◆ WRITTEN TASK ◆
Can you retype only the lines from the one with "Extract the structured" through the final line of the material, exactly as given?

(Dataset records)
- - -
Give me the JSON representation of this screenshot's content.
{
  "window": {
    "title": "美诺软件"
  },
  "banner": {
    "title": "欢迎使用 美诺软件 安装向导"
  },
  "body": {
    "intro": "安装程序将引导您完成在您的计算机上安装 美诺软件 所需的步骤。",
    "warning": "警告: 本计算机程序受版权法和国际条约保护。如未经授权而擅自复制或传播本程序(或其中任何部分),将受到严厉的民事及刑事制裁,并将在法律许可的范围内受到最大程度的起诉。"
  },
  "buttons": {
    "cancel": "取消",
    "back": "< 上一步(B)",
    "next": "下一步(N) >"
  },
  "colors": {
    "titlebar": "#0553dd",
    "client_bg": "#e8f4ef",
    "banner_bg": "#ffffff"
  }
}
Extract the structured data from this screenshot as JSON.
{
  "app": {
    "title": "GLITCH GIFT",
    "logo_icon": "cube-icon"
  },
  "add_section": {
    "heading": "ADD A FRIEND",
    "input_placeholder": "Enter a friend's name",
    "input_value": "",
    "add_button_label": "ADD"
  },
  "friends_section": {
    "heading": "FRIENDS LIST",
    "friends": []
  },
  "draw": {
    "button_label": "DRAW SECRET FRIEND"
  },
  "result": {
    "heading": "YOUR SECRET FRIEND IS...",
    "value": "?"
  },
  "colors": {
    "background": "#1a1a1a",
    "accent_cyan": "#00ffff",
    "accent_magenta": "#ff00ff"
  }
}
- - -
◆ ANSWER TO THE PROBLEM ◆
Extract the structured data from this screenshot as JSON.
{
  "app": {
    "title": "GLITCH GIFT",
    "logo_icon": "cube-icon"
  },
  "add_section": {
    "heading": "ADD A FRIEND",
    "input_placeholder": "Enter a friend's name",
    "input_value": "",
    "add_button_label": "ADD"
  },
  "friends_section": {
    "heading": "FRIENDS LIST",
    "friends": []
  },
  "draw": {
    "button_label": "DRAW SECRET FRIEND"
  },
  "result": {
    "heading": "YOUR SECRET FRIEND IS...",
    "value": "?"
  },
  "colors": {
    "background": "#1a1a1a",
    "accent_cyan": "#00ffff",
    "accent_magenta": "#ff00ff"
  }
}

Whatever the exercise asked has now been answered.